# Short exercise
Select every line in the material below that contains the string "symbol", treating uppercase and lowercase as different, and copy those lines out.
-- -- --
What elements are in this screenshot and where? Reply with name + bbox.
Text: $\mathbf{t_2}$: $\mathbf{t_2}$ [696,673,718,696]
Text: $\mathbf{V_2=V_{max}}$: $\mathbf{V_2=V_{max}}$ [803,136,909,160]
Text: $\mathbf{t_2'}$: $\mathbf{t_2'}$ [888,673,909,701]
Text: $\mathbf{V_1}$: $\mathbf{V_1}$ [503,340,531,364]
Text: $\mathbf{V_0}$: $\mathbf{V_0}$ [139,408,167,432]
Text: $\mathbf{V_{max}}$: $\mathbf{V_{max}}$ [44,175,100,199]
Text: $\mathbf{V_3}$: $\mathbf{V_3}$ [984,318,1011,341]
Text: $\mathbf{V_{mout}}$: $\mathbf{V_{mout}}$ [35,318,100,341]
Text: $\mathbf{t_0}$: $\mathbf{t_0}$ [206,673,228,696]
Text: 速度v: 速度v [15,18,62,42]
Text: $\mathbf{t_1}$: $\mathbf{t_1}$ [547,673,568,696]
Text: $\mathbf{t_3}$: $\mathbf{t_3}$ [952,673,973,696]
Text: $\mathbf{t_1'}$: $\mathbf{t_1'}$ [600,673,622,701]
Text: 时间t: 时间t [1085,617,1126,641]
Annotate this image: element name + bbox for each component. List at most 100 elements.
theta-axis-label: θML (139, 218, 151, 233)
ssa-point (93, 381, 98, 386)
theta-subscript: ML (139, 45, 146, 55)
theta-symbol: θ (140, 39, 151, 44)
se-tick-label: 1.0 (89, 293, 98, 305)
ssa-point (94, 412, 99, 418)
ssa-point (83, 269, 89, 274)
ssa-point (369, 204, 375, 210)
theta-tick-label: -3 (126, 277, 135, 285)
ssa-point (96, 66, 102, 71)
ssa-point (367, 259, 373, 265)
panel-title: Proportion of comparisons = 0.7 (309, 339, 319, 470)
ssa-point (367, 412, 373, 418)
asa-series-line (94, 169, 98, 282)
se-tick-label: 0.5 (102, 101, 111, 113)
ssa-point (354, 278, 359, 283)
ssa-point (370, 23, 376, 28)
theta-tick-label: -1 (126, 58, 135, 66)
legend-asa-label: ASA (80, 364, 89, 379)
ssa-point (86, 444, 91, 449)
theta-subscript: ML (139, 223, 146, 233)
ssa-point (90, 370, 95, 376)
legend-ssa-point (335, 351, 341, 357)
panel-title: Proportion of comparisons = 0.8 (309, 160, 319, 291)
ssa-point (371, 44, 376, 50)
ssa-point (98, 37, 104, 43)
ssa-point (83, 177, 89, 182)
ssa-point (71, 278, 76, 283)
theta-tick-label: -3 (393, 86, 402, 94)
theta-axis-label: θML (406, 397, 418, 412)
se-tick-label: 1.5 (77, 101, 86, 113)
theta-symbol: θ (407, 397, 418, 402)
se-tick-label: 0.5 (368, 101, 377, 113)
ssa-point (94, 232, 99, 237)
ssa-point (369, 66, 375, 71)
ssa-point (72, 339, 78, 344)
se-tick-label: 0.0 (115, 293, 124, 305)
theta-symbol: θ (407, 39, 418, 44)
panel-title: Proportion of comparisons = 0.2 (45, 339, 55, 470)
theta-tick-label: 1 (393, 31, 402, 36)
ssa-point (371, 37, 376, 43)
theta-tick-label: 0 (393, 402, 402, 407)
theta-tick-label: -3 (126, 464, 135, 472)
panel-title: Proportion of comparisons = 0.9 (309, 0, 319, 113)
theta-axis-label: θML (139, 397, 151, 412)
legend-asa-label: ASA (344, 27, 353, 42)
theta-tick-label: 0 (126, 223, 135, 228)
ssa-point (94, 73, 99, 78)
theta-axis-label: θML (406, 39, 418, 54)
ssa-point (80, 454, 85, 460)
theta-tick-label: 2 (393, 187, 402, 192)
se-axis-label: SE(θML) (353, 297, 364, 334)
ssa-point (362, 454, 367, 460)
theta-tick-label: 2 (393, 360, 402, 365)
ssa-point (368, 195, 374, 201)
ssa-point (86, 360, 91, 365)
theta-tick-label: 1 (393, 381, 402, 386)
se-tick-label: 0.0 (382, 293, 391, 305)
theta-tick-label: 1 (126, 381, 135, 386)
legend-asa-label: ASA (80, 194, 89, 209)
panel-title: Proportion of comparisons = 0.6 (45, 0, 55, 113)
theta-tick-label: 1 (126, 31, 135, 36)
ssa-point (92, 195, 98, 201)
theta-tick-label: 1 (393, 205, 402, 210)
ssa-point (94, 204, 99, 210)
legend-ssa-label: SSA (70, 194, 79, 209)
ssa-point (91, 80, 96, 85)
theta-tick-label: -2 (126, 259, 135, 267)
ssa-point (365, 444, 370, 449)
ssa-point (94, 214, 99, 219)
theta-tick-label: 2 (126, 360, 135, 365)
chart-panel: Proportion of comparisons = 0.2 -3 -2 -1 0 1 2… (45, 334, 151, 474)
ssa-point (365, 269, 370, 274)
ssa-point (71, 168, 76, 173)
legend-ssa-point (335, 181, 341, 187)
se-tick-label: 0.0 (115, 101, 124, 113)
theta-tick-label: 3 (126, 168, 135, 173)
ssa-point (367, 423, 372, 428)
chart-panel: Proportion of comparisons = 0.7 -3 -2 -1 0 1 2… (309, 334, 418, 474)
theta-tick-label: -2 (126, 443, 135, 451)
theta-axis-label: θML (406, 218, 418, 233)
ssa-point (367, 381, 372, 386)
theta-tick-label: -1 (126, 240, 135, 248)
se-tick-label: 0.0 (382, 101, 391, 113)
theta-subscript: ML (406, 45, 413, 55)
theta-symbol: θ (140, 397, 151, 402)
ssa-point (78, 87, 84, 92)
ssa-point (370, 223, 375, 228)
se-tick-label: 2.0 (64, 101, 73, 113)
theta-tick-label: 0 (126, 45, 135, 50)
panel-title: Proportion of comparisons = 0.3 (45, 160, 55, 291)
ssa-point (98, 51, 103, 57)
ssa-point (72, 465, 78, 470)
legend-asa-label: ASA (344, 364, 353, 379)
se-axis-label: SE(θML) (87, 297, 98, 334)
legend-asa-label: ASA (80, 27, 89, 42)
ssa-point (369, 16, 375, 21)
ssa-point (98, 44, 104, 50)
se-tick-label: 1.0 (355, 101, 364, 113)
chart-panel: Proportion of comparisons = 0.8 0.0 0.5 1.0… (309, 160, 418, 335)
-- -- --
# The output
theta-symbol: θ (140, 39, 151, 44)
theta-symbol: θ (407, 397, 418, 402)
theta-symbol: θ (407, 39, 418, 44)
theta-symbol: θ (140, 397, 151, 402)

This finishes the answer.